*What is needed*: Return the listing below word for word.

*Dataset rows*:
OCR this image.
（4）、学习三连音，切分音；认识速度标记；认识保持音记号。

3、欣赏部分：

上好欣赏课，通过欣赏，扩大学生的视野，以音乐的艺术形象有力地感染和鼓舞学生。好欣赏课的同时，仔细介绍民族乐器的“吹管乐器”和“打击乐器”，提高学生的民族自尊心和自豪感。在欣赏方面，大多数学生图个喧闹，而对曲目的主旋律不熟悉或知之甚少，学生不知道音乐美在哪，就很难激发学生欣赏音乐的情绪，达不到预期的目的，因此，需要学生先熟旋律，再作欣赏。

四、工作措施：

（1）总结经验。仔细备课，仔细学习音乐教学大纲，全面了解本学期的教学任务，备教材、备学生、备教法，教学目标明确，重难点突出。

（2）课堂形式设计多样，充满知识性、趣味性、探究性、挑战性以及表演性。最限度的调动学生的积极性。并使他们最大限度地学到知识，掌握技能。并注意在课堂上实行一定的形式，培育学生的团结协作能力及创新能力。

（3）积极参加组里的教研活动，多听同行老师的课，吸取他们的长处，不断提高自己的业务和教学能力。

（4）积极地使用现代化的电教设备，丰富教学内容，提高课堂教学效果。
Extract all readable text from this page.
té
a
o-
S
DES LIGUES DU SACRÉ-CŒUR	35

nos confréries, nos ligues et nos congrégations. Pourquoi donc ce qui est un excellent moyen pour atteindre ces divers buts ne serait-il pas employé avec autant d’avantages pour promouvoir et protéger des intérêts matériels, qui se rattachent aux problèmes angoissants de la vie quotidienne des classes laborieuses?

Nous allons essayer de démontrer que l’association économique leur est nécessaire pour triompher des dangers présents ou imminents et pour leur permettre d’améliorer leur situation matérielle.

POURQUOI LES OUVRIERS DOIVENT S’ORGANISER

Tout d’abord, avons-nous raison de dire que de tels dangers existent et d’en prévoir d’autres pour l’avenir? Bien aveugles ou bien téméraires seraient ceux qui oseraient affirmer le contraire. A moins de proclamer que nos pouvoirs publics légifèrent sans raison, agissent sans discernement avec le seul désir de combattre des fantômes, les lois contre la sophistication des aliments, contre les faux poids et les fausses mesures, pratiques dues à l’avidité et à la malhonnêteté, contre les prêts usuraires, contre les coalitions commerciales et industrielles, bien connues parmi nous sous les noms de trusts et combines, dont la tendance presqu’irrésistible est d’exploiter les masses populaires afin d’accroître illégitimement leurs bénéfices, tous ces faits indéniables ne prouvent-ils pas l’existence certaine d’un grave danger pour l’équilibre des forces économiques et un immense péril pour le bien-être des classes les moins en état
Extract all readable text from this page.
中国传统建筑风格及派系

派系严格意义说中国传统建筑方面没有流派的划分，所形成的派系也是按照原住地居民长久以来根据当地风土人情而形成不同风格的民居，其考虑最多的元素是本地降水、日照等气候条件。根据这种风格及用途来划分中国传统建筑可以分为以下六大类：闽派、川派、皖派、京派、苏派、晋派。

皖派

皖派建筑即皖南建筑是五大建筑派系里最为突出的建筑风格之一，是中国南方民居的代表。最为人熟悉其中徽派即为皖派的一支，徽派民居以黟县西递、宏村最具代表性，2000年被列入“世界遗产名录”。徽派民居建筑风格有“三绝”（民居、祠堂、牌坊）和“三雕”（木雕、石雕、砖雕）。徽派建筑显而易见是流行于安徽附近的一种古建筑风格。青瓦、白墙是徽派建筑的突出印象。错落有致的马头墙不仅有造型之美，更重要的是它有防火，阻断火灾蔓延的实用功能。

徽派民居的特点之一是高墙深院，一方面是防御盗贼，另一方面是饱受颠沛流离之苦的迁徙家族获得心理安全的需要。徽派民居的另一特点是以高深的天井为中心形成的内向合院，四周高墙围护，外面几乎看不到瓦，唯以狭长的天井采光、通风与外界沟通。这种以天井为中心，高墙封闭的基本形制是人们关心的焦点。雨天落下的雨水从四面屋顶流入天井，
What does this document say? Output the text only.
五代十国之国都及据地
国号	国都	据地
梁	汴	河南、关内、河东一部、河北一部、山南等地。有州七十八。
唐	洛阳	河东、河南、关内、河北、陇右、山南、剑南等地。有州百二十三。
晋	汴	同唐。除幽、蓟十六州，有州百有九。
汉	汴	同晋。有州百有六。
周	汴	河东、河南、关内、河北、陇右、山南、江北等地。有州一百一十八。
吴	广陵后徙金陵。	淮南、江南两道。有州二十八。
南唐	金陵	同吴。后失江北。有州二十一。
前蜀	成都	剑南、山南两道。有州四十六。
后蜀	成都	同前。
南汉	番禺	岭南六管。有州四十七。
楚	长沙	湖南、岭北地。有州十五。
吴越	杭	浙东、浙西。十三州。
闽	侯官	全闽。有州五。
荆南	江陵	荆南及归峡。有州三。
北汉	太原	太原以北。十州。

*Complete answer*:
OCR this image.
（4）、学习三连音，切分音；认识速度标记；认识保持音记号。

3、欣赏部分：

上好欣赏课，通过欣赏，扩大学生的视野，以音乐的艺术形象有力地感染和鼓舞学生。好欣赏课的同时，仔细介绍民族乐器的“吹管乐器”和“打击乐器”，提高学生的民族自尊心和自豪感。在欣赏方面，大多数学生图个喧闹，而对曲目的主旋律不熟悉或知之甚少，学生不知道音乐美在哪，就很难激发学生欣赏音乐的情绪，达不到预期的目的，因此，需要学生先熟旋律，再作欣赏。

四、工作措施：

（1）总结经验。仔细备课，仔细学习音乐教学大纲，全面了解本学期的教学任务，备教材、备学生、备教法，教学目标明确，重难点突出。

（2）课堂形式设计多样，充满知识性、趣味性、探究性、挑战性以及表演性。最限度的调动学生的积极性。并使他们最大限度地学到知识，掌握技能。并注意在课堂上实行一定的形式，培育学生的团结协作能力及创新能力。

（3）积极参加组里的教研活动，多听同行老师的课，吸取他们的长处，不断提高自己的业务和教学能力。

（4）积极地使用现代化的电教设备，丰富教学内容，提高课堂教学效果。
Extract all readable text from this page.
té
a
o-
S
DES LIGUES DU SACRÉ-CŒUR	35

nos confréries, nos ligues et nos congrégations. Pourquoi donc ce qui est un excellent moyen pour atteindre ces divers buts ne serait-il pas employé avec autant d’avantages pour promouvoir et protéger des intérêts matériels, qui se rattachent aux problèmes angoissants de la vie quotidienne des classes laborieuses?

Nous allons essayer de démontrer que l’association économique leur est nécessaire pour triompher des dangers présents ou imminents et pour leur permettre d’améliorer leur situation matérielle.

POURQUOI LES OUVRIERS DOIVENT S’ORGANISER

Tout d’abord, avons-nous raison de dire que de tels dangers existent et d’en prévoir d’autres pour l’avenir? Bien aveugles ou bien téméraires seraient ceux qui oseraient affirmer le contraire. A moins de proclamer que nos pouvoirs publics légifèrent sans raison, agissent sans discernement avec le seul désir de combattre des fantômes, les lois contre la sophistication des aliments, contre les faux poids et les fausses mesures, pratiques dues à l’avidité et à la malhonnêteté, contre les prêts usuraires, contre les coalitions commerciales et industrielles, bien connues parmi nous sous les noms de trusts et combines, dont la tendance presqu’irrésistible est d’exploiter les masses populaires afin d’accroître illégitimement leurs bénéfices, tous ces faits indéniables ne prouvent-ils pas l’existence certaine d’un grave danger pour l’équilibre des forces économiques et un immense péril pour le bien-être des classes les moins en état
Extract all readable text from this page.
中国传统建筑风格及派系

派系严格意义说中国传统建筑方面没有流派的划分，所形成的派系也是按照原住地居民长久以来根据当地风土人情而形成不同风格的民居，其考虑最多的元素是本地降水、日照等气候条件。根据这种风格及用途来划分中国传统建筑可以分为以下六大类：闽派、川派、皖派、京派、苏派、晋派。

皖派

皖派建筑即皖南建筑是五大建筑派系里最为突出的建筑风格之一，是中国南方民居的代表。最为人熟悉其中徽派即为皖派的一支，徽派民居以黟县西递、宏村最具代表性，2000年被列入“世界遗产名录”。徽派民居建筑风格有“三绝”（民居、祠堂、牌坊）和“三雕”（木雕、石雕、砖雕）。徽派建筑显而易见是流行于安徽附近的一种古建筑风格。青瓦、白墙是徽派建筑的突出印象。错落有致的马头墙不仅有造型之美，更重要的是它有防火，阻断火灾蔓延的实用功能。

徽派民居的特点之一是高墙深院，一方面是防御盗贼，另一方面是饱受颠沛流离之苦的迁徙家族获得心理安全的需要。徽派民居的另一特点是以高深的天井为中心形成的内向合院，四周高墙围护，外面几乎看不到瓦，唯以狭长的天井采光、通风与外界沟通。这种以天井为中心，高墙封闭的基本形制是人们关心的焦点。雨天落下的雨水从四面屋顶流入天井，
What does this document say? Output the text only.
五代十国之国都及据地
国号	国都	据地
梁	汴	河南、关内、河东一部、河北一部、山南等地。有州七十八。
唐	洛阳	河东、河南、关内、河北、陇右、山南、剑南等地。有州百二十三。
晋	汴	同唐。除幽、蓟十六州，有州百有九。
汉	汴	同晋。有州百有六。
周	汴	河东、河南、关内、河北、陇右、山南、江北等地。有州一百一十八。
吴	广陵后徙金陵。	淮南、江南两道。有州二十八。
南唐	金陵	同吴。后失江北。有州二十一。
前蜀	成都	剑南、山南两道。有州四十六。
后蜀	成都	同前。
南汉	番禺	岭南六管。有州四十七。
楚	长沙	湖南、岭北地。有州十五。
吴越	杭	浙东、浙西。十三州。
闽	侯官	全闽。有州五。
荆南	江陵	荆南及归峡。有州三。
北汉	太原	太原以北。十州。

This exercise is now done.